**STATED EXERCISE:**
Check each line below for the word "for문으로도", and copy those that have it.

━━ EXTRACTED INFORMATION

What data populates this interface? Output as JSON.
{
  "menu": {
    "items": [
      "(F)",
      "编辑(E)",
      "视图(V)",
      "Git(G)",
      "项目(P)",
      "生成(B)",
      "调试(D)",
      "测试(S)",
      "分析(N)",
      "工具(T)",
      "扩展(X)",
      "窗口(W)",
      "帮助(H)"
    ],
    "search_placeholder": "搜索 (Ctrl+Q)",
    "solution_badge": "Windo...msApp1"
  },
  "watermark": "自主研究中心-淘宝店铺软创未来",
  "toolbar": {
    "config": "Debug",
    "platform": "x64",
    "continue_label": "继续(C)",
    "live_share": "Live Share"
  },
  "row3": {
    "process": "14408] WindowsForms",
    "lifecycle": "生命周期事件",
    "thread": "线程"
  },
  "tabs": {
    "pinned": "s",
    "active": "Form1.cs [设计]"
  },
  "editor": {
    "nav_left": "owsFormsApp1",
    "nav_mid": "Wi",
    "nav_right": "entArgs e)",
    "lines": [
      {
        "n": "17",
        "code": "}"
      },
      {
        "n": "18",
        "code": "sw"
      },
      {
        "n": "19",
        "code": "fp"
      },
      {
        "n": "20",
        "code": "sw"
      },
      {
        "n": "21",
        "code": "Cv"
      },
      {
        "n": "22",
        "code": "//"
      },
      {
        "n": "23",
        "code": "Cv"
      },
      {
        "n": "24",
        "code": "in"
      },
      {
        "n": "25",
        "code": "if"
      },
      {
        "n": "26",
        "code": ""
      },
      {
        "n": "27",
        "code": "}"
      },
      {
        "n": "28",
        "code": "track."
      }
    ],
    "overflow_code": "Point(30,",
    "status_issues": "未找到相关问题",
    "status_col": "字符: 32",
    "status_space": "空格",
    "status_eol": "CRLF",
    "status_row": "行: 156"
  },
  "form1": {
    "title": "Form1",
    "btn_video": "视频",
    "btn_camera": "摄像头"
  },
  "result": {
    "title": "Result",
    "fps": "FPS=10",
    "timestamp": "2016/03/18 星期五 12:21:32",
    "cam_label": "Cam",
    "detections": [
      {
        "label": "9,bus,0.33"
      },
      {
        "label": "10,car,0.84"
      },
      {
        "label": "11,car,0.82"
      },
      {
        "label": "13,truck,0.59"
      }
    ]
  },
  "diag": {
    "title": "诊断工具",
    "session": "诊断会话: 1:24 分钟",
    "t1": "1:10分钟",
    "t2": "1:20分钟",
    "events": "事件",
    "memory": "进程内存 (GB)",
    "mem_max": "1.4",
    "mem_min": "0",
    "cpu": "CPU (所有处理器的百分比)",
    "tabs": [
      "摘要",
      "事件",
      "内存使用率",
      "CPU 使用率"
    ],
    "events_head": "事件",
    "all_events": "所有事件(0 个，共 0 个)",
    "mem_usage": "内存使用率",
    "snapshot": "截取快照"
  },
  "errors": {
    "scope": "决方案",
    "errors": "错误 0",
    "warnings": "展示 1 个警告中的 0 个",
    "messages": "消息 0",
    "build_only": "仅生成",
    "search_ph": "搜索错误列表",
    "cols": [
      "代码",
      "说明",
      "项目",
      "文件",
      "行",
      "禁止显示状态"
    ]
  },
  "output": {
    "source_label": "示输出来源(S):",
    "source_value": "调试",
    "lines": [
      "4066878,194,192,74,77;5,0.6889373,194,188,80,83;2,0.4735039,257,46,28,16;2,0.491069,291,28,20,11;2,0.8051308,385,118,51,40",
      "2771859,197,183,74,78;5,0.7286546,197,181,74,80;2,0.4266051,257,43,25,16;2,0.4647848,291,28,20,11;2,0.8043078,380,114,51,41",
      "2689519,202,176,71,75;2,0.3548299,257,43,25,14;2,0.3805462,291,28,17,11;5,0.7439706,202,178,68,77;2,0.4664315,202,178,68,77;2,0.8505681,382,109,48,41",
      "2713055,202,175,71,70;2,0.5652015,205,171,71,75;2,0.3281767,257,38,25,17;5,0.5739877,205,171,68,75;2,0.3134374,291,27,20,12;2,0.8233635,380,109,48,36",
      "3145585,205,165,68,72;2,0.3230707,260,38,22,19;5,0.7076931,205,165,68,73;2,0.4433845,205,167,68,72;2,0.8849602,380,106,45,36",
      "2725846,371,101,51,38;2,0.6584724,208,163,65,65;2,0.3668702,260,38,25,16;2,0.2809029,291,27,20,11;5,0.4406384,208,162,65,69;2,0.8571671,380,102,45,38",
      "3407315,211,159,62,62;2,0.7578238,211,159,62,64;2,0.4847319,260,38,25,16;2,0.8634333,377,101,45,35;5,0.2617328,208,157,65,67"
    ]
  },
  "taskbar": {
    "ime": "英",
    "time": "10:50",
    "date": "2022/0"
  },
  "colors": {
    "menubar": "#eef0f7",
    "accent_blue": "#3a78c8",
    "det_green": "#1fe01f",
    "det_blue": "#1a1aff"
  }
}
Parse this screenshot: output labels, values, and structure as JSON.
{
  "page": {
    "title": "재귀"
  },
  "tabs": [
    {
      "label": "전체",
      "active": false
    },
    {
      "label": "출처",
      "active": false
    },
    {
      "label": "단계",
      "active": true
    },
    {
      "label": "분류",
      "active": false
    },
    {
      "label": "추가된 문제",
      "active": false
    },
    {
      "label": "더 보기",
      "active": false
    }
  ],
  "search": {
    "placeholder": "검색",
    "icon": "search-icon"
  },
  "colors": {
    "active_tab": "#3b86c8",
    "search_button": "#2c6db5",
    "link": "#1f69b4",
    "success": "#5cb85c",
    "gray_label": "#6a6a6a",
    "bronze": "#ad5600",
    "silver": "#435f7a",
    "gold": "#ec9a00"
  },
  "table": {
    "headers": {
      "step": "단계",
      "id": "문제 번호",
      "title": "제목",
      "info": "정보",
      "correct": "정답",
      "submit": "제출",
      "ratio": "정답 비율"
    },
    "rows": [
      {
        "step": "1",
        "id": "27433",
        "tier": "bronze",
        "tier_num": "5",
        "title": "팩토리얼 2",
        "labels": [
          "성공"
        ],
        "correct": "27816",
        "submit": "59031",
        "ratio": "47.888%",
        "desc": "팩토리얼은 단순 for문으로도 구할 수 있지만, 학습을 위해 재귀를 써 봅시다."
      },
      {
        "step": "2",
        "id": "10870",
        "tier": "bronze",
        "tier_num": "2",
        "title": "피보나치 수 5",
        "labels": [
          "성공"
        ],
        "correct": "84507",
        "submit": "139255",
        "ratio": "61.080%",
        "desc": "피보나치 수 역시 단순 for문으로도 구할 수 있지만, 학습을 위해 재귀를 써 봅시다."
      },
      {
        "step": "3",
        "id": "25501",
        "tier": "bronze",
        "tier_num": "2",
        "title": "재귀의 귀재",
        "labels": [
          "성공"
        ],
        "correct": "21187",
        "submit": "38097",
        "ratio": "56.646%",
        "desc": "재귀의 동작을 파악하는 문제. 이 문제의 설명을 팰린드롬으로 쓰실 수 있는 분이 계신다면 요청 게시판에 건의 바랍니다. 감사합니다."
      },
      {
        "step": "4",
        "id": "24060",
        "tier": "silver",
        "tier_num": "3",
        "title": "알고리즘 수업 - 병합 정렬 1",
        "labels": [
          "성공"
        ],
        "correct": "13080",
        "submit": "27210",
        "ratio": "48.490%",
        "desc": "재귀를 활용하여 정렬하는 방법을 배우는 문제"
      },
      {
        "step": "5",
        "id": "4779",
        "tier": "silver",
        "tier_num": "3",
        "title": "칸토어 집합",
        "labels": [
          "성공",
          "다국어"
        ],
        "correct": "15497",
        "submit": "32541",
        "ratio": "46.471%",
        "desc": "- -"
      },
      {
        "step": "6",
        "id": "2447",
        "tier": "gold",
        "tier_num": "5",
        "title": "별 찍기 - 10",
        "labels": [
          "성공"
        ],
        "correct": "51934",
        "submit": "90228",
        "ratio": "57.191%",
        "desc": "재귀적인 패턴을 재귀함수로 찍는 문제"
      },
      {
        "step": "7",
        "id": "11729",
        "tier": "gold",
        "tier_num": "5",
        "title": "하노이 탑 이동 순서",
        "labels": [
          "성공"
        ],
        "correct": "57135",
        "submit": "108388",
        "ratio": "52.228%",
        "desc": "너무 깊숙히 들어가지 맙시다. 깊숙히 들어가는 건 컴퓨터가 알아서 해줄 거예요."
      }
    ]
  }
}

━━━━

**FULL SOLUTION:**
        "desc": "팩토리얼은 단순 for문으로도 구할 수 있지만, 학습을 위해 재귀를 써 봅시다."
        "desc": "피보나치 수 역시 단순 for문으로도 구할 수 있지만, 학습을 위해 재귀를 써 봅시다."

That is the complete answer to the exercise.